◆ **Required task**
The entries below should be quoted exactly, with no pictures carried over.

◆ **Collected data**
——————————

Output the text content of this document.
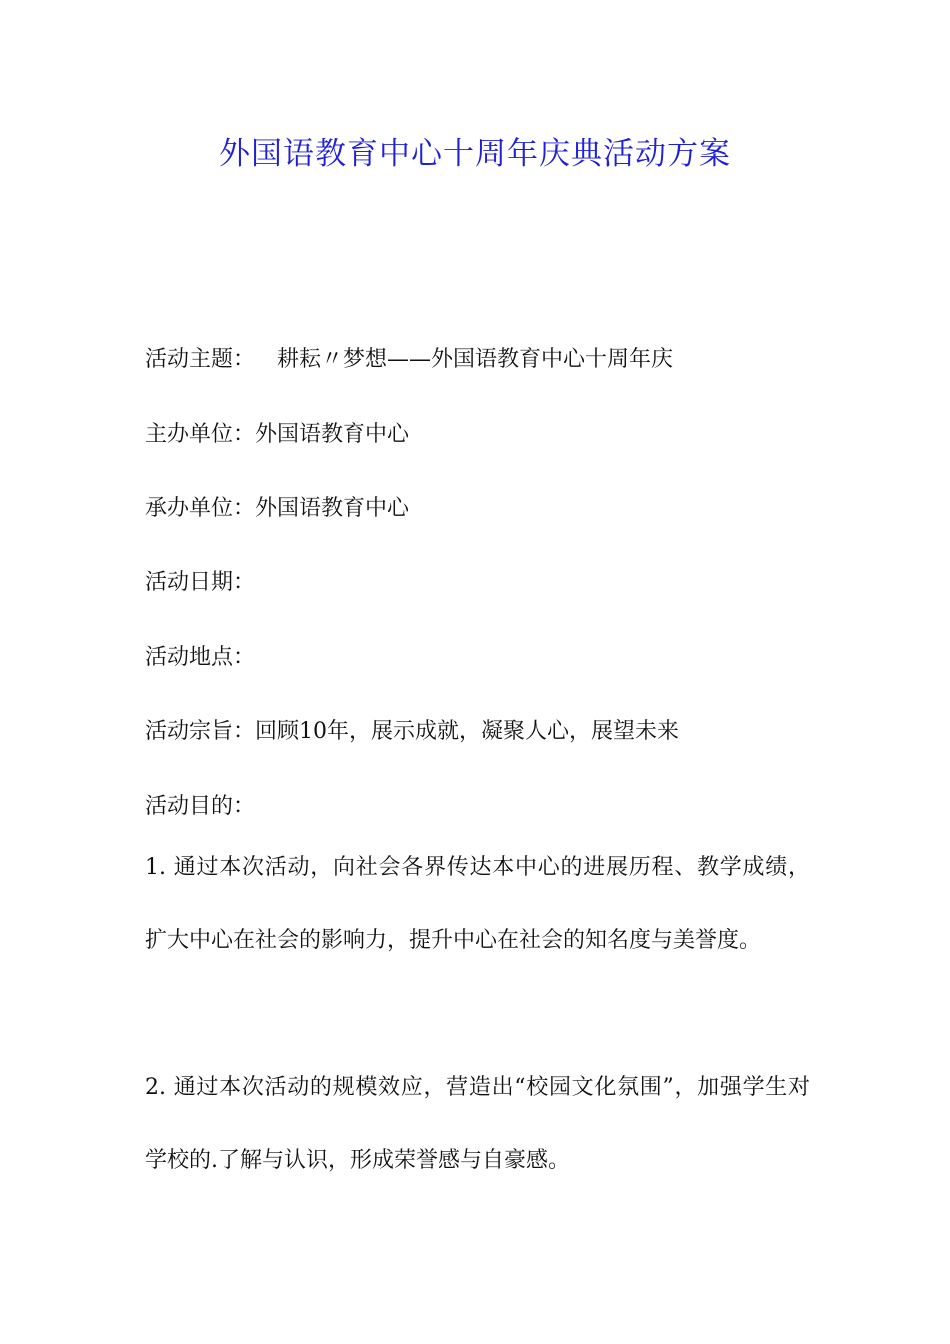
外国语教育中心十周年庆典活动方案

活动主题： 耕耘〃梦想——外国语教育中心十周年庆

主办单位：外国语教育中心

承办单位：外国语教育中心

活动日期：

活动地点：

活动宗旨：回顾10年，展示成就，凝聚人心，展望未来

活动目的：

1. 通过本次活动，向社会各界传达本中心的进展历程、教学成绩，扩大中心在社会的影响力，提升中心在社会的知名度与美誉度。

2. 通过本次活动的规模效应，营造出“校园文化氛围”，加强学生对学校的.了解与认识，形成荣誉感与自豪感。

——————————

◆ **The output**
Output the text content of this document.
外国语教育中心十周年庆典活动方案

活动主题： 耕耘〃梦想——外国语教育中心十周年庆

主办单位：外国语教育中心

承办单位：外国语教育中心

活动日期：

活动地点：

活动宗旨：回顾10年，展示成就，凝聚人心，展望未来

活动目的：

1. 通过本次活动，向社会各界传达本中心的进展历程、教学成绩，扩大中心在社会的影响力，提升中心在社会的知名度与美誉度。

2. 通过本次活动的规模效应，营造出“校园文化氛围”，加强学生对学校的.了解与认识，形成荣誉感与自豪感。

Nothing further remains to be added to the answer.